▶ [WRITTEN TASK]: Go through the records line by line and work out how many lines hold the word "JSON". Answer with the number only.

▶ [MATERIAL SHOWN]:
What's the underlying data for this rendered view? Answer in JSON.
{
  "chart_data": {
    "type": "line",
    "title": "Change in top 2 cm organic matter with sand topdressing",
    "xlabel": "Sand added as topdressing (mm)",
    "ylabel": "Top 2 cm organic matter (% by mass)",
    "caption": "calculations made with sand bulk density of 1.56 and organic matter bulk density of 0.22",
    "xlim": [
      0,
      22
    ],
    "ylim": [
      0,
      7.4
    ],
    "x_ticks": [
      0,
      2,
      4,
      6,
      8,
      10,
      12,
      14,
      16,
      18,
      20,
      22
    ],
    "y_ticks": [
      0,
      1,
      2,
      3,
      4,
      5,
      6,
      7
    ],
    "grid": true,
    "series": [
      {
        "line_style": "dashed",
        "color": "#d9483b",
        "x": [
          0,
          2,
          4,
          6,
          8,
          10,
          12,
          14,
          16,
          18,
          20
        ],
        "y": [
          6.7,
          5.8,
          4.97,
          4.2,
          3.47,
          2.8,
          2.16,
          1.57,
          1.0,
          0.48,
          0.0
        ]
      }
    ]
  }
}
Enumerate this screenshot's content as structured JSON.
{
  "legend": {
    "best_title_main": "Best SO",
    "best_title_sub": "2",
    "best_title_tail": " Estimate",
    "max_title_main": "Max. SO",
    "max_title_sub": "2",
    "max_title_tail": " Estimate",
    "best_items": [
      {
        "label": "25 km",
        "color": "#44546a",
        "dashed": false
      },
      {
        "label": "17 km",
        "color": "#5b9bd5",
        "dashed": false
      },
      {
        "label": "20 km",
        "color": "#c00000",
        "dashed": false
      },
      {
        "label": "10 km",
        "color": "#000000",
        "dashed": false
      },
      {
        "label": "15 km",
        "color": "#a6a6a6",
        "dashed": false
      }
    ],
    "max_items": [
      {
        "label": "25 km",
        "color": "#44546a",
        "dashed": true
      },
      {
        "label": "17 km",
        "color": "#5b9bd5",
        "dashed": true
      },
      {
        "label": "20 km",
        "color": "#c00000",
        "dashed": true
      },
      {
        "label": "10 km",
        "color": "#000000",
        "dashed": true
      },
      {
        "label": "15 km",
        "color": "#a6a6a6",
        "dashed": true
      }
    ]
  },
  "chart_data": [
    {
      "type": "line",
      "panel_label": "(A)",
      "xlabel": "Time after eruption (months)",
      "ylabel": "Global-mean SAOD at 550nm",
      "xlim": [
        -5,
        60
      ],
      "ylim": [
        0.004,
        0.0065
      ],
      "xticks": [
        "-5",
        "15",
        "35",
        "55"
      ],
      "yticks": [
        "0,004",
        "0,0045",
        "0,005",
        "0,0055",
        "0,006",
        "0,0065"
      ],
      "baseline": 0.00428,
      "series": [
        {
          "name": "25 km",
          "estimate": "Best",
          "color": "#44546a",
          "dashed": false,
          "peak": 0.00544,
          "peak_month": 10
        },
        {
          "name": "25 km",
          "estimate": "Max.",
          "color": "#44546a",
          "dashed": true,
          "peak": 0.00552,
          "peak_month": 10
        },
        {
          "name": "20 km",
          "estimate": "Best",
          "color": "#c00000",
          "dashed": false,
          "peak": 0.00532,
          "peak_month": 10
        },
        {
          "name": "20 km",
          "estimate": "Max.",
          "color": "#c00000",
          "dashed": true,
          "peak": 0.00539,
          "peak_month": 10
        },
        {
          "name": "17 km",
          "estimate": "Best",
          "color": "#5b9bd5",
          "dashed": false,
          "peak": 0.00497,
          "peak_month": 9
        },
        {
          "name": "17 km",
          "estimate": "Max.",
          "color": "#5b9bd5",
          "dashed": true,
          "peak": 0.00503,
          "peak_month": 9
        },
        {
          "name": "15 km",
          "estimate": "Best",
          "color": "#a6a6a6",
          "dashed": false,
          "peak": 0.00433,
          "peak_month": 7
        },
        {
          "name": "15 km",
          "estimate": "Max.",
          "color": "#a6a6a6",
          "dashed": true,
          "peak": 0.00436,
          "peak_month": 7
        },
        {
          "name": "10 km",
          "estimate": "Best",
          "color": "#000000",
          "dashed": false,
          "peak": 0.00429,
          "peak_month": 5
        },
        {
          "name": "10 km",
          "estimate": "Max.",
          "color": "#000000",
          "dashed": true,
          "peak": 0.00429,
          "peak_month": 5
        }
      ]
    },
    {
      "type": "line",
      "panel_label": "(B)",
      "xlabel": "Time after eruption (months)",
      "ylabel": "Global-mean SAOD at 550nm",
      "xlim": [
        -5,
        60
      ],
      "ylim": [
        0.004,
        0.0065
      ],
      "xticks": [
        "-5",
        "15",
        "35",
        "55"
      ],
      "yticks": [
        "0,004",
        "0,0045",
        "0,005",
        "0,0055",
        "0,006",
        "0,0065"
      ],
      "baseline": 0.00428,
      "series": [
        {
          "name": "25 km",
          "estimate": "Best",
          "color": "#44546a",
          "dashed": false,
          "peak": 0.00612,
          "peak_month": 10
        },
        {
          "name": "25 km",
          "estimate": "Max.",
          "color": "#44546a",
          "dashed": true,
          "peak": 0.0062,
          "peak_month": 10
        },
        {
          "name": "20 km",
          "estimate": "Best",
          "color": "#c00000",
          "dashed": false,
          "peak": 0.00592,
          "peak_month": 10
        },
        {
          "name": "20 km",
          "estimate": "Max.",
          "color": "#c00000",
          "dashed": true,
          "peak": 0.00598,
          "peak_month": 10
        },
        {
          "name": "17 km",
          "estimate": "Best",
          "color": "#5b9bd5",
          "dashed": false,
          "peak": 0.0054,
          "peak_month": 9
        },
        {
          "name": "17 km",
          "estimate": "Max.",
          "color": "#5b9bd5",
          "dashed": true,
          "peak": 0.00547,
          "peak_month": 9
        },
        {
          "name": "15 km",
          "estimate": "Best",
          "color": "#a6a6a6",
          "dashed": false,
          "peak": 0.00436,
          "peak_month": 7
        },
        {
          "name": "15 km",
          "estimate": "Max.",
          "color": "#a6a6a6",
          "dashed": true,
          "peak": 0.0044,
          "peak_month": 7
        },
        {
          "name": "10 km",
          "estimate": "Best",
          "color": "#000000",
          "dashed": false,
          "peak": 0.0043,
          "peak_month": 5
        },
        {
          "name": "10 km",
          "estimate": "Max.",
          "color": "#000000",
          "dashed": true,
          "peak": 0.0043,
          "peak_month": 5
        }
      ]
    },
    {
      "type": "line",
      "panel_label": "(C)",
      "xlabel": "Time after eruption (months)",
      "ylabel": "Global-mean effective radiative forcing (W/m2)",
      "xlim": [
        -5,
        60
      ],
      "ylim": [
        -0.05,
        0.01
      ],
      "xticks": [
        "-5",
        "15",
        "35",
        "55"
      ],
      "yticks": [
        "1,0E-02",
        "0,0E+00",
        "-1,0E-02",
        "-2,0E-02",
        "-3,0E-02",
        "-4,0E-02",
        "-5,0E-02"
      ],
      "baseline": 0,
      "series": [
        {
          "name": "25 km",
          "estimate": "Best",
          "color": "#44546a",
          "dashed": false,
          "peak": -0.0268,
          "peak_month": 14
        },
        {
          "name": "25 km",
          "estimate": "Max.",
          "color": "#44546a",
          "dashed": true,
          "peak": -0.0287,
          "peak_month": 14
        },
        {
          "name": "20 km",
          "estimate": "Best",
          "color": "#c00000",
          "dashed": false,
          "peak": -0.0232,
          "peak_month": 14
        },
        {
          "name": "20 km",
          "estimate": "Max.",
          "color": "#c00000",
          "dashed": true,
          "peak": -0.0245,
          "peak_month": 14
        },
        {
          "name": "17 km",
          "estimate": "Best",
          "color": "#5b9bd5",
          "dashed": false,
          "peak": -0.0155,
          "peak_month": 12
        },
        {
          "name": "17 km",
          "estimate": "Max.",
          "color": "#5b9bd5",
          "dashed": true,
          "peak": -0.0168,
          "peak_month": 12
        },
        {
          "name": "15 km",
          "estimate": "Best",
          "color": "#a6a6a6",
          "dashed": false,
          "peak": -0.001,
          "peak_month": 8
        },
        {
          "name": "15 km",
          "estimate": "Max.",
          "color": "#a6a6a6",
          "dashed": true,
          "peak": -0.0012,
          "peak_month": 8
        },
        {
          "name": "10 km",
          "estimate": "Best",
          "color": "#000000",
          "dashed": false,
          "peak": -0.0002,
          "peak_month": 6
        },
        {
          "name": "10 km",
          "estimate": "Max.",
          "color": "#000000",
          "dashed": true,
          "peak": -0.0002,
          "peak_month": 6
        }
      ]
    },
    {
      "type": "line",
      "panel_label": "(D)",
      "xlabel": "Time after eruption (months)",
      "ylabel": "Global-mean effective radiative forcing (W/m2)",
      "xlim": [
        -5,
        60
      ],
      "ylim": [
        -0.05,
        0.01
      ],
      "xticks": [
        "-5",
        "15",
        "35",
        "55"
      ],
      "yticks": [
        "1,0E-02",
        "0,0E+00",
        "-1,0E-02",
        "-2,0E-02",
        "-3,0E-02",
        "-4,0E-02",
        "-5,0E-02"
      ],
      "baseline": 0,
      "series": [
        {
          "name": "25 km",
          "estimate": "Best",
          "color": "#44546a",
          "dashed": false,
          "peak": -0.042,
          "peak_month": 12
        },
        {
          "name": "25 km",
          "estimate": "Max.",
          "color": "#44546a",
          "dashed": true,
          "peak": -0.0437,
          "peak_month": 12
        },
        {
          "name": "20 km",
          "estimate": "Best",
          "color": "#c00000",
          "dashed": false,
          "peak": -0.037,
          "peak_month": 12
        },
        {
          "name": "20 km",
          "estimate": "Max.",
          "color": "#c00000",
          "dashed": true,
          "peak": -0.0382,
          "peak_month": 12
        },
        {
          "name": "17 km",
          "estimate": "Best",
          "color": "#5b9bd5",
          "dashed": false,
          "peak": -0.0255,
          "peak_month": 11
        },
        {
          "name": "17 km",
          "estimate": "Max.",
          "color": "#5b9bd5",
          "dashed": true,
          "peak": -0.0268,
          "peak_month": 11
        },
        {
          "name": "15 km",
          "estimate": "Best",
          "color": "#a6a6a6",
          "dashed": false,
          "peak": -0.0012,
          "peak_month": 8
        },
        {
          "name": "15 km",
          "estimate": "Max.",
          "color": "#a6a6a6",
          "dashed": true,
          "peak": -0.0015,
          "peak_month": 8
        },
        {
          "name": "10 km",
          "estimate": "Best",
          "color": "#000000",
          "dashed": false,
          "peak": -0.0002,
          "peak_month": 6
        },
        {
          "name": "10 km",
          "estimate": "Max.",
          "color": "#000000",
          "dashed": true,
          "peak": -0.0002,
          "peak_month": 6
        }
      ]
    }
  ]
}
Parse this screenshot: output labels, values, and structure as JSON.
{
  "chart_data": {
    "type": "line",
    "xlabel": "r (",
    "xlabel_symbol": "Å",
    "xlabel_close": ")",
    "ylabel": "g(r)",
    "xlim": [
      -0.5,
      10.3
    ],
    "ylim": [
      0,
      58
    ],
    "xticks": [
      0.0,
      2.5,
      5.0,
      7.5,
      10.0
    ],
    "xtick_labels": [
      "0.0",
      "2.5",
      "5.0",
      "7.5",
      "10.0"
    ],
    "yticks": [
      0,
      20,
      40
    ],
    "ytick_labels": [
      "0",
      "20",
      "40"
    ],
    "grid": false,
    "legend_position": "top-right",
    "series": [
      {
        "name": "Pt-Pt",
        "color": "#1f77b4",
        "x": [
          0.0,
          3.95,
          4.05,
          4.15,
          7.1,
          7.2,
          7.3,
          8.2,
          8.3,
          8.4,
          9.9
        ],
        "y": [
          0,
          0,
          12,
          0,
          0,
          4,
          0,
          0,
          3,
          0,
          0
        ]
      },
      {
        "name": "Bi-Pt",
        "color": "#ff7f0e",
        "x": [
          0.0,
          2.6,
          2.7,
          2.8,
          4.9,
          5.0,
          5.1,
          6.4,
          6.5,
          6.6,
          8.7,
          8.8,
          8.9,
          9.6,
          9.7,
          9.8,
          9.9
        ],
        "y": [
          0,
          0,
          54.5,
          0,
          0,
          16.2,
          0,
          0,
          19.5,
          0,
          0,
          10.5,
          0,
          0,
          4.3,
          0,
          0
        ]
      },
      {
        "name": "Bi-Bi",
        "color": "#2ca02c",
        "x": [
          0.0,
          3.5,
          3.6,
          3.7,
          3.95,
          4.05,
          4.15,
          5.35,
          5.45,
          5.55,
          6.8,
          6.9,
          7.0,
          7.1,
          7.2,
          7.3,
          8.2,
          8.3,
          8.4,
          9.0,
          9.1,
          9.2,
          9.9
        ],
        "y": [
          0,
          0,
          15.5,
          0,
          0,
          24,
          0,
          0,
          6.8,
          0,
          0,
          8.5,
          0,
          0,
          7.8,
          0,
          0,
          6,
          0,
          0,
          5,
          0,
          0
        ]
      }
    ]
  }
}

▶ [ANSWER TO THIS TASK]: 3